Shweta and her team of 18 volunteers look after around 250 hedgehogs each year.

“The animals arrive very poorly, and wouldn’t survive without help,” she says.

“But we’re able to nurture them back to health before returning them to the wild.

“It’s very rewarding.”

Certas Energy’s gift will enable Shweta to purchase better cages, and a fifth incubator for the hedgehogs, which often arrive hypothermic and unable to keep warm.

Residents can help hedgehogs too.

Shweta says that many of the injuries she sees could be avoided if people were more aware of hedgehogs and took simple measures to protect them.

With Spring around the corner, and people likely to start clearing their gardens, now is the time to be especially careful.

Before using a strimmer check beds and overgrown lawns for sleeping hedgehogs

These cause the most casualties, with animals often needing to be euthanized.

Keep pet dogs on leads in the garden after dark

Dog bites cause very serious injuries to hedgehogs.

■ **ENTRIES SHOWN**:
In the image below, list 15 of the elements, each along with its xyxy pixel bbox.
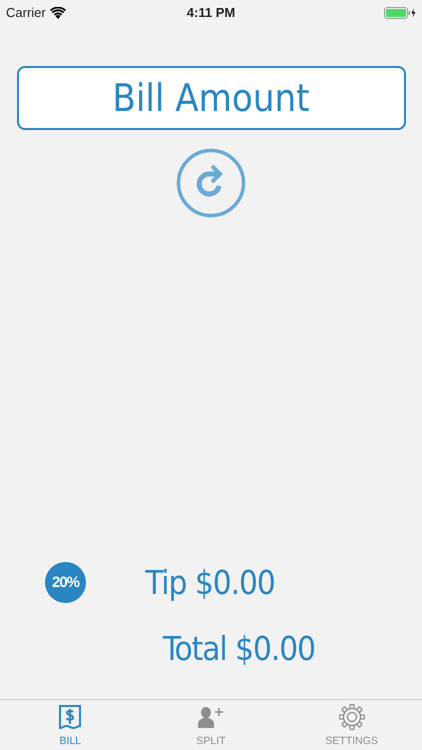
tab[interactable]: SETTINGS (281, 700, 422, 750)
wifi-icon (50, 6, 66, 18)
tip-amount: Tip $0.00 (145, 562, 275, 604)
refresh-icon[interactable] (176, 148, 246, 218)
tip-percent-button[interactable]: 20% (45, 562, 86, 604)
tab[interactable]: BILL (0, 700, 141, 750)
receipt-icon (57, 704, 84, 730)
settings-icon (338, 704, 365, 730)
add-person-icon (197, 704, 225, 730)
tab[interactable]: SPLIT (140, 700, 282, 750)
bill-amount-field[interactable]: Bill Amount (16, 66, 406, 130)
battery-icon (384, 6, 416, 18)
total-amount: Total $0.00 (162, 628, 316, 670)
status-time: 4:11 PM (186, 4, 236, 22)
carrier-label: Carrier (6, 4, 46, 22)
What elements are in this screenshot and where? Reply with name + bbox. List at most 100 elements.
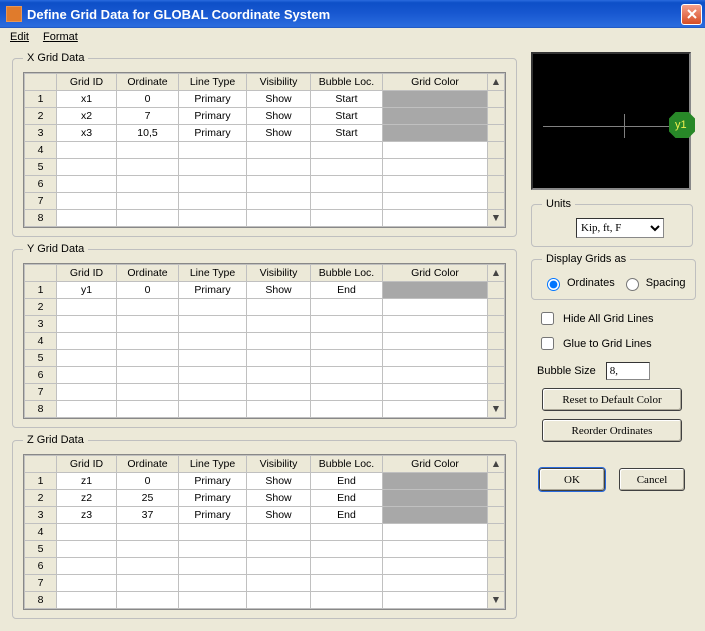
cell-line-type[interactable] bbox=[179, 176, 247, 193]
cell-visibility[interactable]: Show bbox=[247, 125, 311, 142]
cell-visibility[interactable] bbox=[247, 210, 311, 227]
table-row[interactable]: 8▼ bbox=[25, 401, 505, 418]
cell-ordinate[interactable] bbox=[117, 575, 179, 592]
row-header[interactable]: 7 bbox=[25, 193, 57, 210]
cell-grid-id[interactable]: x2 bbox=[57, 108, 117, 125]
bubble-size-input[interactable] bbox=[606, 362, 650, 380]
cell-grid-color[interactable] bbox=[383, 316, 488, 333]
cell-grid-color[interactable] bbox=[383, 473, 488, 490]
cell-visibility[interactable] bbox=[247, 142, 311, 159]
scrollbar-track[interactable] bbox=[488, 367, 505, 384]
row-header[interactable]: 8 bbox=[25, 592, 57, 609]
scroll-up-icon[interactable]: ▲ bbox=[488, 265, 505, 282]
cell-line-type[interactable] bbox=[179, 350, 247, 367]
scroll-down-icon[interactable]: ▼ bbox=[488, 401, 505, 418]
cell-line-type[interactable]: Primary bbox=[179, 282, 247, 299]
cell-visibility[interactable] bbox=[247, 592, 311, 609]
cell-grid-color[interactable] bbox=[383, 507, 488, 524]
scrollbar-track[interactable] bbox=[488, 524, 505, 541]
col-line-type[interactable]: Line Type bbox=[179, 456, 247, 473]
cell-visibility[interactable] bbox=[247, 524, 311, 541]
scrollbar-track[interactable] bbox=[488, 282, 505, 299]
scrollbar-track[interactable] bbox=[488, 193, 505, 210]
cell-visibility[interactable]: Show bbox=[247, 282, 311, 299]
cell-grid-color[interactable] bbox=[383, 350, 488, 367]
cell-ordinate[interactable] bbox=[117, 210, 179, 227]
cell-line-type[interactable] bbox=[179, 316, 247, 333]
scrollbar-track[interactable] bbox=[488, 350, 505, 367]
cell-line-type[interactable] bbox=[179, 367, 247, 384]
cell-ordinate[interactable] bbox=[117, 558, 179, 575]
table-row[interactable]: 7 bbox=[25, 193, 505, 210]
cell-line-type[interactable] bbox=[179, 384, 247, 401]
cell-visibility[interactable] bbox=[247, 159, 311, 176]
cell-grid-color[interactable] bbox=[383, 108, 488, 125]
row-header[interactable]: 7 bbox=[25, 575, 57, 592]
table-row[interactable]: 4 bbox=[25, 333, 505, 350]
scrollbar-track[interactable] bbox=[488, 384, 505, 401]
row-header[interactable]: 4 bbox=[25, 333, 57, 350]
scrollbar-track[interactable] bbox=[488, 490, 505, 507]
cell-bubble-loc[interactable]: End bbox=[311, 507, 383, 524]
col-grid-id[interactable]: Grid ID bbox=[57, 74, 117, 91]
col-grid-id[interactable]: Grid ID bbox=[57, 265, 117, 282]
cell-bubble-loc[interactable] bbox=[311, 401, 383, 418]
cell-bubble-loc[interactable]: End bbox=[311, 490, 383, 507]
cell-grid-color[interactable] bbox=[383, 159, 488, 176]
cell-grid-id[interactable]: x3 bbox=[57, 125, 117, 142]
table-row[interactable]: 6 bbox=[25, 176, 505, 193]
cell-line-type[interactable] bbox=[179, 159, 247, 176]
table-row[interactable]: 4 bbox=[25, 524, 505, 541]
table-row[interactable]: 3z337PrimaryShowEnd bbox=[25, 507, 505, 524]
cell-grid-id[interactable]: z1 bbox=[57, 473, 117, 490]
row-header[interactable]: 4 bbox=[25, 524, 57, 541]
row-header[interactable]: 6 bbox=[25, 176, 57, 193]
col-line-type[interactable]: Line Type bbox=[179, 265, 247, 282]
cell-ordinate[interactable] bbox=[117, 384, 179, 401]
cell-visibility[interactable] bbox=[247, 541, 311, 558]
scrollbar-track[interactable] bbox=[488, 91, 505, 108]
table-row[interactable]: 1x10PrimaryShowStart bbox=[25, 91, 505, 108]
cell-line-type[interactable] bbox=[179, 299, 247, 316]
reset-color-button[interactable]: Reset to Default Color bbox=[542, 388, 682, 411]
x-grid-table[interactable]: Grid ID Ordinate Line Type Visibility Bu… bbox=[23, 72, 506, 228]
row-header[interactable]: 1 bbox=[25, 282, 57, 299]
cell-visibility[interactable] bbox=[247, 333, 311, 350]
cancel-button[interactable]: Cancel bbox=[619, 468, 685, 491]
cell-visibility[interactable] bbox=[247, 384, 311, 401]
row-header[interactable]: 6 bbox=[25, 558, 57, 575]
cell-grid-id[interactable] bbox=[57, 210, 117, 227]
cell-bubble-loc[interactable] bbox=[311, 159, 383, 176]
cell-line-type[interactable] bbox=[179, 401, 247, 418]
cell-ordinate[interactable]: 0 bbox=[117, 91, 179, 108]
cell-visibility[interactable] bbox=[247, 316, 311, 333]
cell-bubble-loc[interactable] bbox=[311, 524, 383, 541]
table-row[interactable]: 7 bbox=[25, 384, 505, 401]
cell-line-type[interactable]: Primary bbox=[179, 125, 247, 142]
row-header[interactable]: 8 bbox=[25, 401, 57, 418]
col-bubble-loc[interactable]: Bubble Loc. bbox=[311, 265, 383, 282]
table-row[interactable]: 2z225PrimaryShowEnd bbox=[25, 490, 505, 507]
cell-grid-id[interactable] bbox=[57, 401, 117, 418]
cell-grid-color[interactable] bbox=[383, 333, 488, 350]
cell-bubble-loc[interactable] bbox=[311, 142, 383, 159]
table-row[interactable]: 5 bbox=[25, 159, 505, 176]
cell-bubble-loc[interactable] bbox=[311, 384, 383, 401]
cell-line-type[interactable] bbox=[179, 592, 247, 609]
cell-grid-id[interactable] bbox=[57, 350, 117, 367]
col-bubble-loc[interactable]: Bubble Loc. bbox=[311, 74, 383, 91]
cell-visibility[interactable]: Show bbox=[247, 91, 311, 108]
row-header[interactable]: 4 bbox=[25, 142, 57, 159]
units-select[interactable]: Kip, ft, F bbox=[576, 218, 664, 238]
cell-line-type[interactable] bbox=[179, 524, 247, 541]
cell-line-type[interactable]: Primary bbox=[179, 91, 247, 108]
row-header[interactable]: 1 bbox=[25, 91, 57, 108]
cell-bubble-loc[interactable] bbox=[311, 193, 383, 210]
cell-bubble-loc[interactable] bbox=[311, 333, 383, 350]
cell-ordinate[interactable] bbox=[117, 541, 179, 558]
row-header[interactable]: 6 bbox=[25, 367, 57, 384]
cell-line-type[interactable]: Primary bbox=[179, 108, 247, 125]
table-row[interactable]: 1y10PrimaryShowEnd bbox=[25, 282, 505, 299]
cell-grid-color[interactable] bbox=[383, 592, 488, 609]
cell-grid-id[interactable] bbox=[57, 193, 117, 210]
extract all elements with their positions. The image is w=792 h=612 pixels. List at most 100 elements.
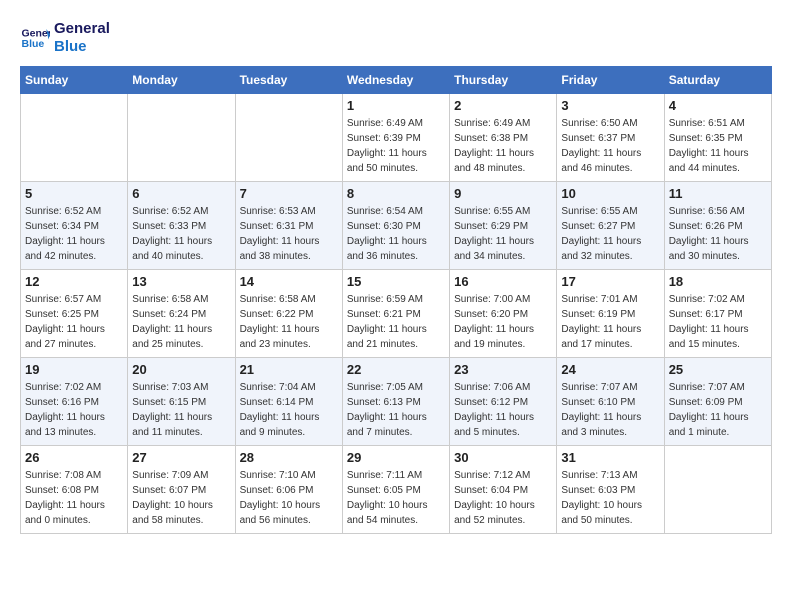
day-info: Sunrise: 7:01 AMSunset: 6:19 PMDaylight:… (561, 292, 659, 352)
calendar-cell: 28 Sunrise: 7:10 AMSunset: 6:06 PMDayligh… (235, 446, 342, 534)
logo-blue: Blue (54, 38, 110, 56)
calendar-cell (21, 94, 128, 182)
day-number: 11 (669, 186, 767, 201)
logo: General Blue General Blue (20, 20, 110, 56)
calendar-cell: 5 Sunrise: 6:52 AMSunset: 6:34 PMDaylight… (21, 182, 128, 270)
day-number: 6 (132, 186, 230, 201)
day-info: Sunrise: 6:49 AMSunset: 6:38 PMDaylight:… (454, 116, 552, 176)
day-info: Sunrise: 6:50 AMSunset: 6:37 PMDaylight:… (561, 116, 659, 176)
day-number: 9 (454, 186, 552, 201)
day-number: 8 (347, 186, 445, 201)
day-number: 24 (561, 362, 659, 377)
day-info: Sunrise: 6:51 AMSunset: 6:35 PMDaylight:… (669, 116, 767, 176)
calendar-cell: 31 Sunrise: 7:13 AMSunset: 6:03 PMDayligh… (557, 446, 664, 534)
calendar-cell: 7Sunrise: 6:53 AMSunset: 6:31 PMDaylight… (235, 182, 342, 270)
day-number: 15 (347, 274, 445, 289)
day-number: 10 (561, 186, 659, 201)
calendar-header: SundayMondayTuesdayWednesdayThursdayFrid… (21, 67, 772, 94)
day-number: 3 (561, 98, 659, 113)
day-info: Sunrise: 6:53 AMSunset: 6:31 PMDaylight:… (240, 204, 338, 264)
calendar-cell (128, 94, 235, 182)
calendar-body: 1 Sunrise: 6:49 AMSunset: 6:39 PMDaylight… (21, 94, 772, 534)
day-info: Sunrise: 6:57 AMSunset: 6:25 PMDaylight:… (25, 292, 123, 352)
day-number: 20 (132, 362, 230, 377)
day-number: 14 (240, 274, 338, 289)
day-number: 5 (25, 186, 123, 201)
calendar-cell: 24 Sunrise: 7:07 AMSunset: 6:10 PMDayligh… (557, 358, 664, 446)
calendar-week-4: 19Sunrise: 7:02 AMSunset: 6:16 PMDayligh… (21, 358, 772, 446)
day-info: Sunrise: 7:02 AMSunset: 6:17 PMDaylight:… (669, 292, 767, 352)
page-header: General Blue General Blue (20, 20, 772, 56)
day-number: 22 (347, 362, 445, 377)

■ **REQUIREMENT 1**:
From the hedgehog rescue text, reproduce the passage starting with "With Spring around" and going on through "to be euthanized.".
■ **REQUIREMENT 2**:
In the hedgehog rescue text, shorten the paragraph that begins "Certas Energy’s gift will enable" into a single brief sentence that keeps its main facts.
■ **REQUIREMENT 3**:
Extend the hedgehog rescue text, picking up right after its final sentence.
The rows play no part in this work.

■ **RESPONSE 1**:
With Spring around the corner, and people likely to start clearing their gardens, now is the time to be especially careful.

Before using a strimmer check beds and overgrown lawns for sleeping hedgehogs

These cause the most casualties, with animals often needing to be euthanized.

■ **RESPONSE 2**:
The Certas Energy gift will pay for better cages and a fifth incubator for hedgehogs that often arrive too cold to keep warm.

■ **RESPONSE 3**:
Avoid using pest control in the garden

Poisons will find their way into the food chain.

Slug pellets are especially dangerous for hedgehogs.

Make sure ponds have a ramp or slope

Hedgehogs can swim, but if they can’t clamber out of a pond they will drown.

Keep garden netting above ground level

Netting can get wrapped around the animal’s spines.

Seek help immediately for an animal in trouble

Unless it’s early or late Spring, a hog out during daytime is usually a sign it’s in trouble.

Time is of the essence, as the animals deteriorate quickly.

Worried residents are asked to pick the animal up with a towel and take it, in a cardboard box, to their nearest hedgehog rescue centre.

“Hedgehog numbers are plummeting and they are now vulnerable to extinction in the UK,” says Shweta,

“They are amazing, resilient little animals.

“They come to us with horrific injuries, and yet so many of them pull through.

“They’re harmless, they control pests, and it’s a joy to have them in the garden.”

To encourage the animals to visit their gardens, people can:

Make a hedgehog highway

A simple gap measuring 13cm by 13cm at the bottom of a garden fence, allows hogs to come and go.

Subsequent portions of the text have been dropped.